'''
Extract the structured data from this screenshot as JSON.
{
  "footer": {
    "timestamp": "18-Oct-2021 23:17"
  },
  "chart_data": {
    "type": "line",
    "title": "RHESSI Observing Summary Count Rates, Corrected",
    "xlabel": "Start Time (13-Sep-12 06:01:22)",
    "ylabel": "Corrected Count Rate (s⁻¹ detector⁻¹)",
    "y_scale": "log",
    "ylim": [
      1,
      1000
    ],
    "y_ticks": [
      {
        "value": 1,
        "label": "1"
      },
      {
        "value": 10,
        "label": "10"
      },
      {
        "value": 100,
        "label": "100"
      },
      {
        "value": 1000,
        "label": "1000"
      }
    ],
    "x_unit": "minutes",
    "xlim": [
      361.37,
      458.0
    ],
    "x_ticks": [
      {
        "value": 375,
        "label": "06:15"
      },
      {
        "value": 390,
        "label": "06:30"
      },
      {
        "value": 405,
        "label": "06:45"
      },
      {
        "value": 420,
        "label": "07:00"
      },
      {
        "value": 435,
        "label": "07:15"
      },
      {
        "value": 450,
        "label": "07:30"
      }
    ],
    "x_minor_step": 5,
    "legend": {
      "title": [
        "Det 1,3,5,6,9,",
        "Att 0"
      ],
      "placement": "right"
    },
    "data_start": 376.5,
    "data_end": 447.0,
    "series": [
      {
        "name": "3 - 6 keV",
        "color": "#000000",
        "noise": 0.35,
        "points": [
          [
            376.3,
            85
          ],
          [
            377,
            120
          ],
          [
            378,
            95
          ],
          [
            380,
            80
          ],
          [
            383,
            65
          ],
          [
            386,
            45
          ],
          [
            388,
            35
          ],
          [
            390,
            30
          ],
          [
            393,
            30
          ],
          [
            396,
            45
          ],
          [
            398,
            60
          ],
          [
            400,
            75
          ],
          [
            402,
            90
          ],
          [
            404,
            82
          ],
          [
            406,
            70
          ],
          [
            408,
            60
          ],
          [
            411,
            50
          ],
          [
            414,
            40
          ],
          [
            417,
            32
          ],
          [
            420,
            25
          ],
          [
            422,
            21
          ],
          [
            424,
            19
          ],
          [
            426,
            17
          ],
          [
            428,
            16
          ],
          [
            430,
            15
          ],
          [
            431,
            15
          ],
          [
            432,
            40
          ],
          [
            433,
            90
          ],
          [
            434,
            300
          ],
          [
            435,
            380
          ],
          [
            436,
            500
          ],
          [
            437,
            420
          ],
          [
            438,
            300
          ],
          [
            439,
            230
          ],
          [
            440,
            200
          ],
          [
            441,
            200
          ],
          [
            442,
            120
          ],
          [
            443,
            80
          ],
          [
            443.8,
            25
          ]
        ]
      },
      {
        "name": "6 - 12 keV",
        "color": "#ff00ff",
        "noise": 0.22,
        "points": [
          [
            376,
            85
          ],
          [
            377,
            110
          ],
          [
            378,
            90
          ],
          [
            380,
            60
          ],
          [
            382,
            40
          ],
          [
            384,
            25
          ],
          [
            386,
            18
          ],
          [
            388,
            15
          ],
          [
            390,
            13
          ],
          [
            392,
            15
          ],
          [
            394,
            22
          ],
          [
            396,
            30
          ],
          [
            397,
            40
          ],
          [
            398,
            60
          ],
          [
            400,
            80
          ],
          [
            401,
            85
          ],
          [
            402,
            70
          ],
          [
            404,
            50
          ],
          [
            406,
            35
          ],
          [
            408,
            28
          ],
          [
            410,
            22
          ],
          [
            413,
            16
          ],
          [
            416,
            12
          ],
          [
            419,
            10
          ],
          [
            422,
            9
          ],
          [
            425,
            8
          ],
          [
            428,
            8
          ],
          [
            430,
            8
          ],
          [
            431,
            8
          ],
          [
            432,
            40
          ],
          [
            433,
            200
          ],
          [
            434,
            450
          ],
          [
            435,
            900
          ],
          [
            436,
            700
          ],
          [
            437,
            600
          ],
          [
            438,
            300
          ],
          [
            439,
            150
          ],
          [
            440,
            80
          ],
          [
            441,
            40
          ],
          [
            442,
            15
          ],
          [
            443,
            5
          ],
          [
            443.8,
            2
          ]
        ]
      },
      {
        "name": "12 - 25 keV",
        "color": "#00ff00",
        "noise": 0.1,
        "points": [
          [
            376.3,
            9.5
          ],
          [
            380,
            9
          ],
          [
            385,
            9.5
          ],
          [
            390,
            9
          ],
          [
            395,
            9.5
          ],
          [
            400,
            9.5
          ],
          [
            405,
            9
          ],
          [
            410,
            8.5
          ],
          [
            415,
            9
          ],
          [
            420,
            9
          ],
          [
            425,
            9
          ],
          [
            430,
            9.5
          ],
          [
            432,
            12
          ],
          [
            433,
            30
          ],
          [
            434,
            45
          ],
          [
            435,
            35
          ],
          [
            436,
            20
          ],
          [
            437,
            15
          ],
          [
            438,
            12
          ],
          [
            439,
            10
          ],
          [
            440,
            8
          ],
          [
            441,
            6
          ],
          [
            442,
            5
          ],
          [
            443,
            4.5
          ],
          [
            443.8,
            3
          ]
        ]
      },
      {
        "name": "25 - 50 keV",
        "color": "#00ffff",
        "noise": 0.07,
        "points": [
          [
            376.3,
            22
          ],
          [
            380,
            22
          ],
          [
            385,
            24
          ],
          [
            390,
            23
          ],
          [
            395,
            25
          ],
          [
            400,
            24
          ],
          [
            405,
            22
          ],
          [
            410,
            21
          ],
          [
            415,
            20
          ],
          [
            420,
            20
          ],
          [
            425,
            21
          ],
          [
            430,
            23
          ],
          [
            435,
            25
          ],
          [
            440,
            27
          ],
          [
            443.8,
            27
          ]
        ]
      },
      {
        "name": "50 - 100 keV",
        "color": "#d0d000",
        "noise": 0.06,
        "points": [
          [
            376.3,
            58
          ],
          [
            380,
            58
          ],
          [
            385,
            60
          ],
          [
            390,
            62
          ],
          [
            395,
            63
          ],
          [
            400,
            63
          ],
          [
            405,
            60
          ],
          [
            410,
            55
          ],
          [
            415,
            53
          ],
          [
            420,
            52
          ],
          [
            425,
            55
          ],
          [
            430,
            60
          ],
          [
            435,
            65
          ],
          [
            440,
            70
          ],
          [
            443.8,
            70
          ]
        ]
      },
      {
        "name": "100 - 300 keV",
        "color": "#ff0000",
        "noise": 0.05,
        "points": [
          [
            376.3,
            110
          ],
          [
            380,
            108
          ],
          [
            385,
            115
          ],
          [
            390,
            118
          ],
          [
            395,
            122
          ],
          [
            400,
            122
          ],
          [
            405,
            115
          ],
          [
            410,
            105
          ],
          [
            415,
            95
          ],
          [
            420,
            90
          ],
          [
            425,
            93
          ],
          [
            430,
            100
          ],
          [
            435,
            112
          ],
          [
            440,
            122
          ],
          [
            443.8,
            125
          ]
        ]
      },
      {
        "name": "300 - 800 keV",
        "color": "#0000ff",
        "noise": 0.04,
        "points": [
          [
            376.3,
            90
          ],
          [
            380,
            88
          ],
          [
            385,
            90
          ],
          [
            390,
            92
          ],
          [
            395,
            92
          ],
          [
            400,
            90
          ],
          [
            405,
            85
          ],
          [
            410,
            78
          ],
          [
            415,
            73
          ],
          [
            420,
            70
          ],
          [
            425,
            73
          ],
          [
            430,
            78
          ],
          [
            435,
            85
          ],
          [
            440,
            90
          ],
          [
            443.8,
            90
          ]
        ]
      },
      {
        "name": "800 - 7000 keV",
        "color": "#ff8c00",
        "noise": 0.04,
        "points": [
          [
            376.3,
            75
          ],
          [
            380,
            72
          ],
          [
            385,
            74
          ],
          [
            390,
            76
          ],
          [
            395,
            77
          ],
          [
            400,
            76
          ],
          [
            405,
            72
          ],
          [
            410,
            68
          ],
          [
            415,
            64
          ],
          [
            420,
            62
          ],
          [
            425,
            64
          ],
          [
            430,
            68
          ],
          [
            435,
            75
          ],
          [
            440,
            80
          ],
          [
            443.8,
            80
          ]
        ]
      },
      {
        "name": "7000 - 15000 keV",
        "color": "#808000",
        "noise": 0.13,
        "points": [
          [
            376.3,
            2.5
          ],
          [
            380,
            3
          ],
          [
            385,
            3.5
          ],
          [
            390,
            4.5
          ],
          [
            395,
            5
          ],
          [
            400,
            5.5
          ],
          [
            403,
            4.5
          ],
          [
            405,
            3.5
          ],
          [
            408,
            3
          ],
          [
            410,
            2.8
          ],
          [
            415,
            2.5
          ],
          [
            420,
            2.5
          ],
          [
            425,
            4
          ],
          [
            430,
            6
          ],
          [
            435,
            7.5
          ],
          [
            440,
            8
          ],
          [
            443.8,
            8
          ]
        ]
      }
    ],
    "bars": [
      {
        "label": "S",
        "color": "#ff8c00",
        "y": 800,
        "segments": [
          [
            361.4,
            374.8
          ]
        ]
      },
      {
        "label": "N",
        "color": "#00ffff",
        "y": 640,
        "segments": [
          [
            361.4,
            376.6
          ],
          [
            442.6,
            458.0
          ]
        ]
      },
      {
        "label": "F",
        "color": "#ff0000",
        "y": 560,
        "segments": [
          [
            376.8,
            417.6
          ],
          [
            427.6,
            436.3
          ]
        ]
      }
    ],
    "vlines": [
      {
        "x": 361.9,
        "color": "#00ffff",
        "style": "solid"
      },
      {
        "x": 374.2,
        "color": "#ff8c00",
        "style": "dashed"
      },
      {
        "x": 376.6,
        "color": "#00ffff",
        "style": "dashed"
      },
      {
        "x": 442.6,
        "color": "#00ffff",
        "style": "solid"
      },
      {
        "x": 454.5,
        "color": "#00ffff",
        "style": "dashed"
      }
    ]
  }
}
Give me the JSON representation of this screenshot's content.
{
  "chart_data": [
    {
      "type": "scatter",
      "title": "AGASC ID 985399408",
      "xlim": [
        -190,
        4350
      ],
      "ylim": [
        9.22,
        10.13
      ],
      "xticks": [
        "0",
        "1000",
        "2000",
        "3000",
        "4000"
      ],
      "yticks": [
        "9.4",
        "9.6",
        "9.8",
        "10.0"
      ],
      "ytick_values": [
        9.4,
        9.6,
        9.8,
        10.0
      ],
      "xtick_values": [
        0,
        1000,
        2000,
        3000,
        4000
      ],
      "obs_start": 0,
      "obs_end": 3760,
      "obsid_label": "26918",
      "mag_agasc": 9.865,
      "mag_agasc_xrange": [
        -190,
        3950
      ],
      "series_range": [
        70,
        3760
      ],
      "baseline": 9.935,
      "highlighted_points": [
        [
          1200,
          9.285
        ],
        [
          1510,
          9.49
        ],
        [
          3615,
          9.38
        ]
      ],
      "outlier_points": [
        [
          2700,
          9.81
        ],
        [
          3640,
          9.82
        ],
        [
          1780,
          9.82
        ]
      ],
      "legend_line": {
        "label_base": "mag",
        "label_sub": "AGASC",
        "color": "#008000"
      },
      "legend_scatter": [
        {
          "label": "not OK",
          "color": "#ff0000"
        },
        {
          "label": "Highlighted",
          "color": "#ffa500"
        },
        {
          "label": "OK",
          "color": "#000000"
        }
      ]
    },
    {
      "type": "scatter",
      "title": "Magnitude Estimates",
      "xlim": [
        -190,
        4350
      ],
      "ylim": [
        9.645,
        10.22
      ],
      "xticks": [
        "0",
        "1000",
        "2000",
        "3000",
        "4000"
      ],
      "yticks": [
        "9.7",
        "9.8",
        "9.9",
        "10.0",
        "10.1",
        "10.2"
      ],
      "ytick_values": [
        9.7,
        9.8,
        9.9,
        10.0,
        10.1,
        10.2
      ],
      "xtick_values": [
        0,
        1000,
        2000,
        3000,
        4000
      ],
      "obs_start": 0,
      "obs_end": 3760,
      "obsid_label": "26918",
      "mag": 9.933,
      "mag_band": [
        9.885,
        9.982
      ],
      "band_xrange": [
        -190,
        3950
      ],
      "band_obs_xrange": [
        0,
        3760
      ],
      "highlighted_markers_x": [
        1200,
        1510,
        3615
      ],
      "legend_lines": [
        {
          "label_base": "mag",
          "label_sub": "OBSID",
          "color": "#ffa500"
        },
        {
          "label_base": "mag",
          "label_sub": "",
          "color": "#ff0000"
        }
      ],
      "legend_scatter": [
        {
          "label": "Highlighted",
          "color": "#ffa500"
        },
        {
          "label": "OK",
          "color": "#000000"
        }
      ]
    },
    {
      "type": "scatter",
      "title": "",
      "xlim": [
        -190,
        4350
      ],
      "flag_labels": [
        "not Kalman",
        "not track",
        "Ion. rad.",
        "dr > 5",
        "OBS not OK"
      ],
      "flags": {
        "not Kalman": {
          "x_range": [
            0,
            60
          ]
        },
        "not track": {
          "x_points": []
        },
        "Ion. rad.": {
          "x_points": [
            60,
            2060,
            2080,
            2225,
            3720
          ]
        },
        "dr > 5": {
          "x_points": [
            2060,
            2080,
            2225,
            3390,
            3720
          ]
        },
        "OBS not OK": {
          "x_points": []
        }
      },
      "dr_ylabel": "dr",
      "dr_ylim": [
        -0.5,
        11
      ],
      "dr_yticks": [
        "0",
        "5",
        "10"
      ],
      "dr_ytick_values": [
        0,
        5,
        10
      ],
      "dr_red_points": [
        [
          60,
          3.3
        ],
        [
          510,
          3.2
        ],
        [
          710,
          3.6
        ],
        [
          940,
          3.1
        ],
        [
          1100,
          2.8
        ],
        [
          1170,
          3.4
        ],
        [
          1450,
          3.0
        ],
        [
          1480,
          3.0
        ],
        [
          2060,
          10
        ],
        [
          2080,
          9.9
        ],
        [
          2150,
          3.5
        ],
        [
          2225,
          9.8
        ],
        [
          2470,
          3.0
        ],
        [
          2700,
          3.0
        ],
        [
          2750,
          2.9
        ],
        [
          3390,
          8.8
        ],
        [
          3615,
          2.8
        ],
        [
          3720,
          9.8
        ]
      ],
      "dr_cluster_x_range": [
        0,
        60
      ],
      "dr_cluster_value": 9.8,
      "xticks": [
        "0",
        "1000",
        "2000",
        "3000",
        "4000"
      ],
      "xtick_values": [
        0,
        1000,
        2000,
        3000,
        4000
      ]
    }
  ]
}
'''
Go over the data above and copy every line that has the word "Count" in it.

— PROBLEM SOLUTION —
    "title": "RHESSI Observing Summary Count Rates, Corrected",
    "ylabel": "Corrected Count Rate (s⁻¹ detector⁻¹)",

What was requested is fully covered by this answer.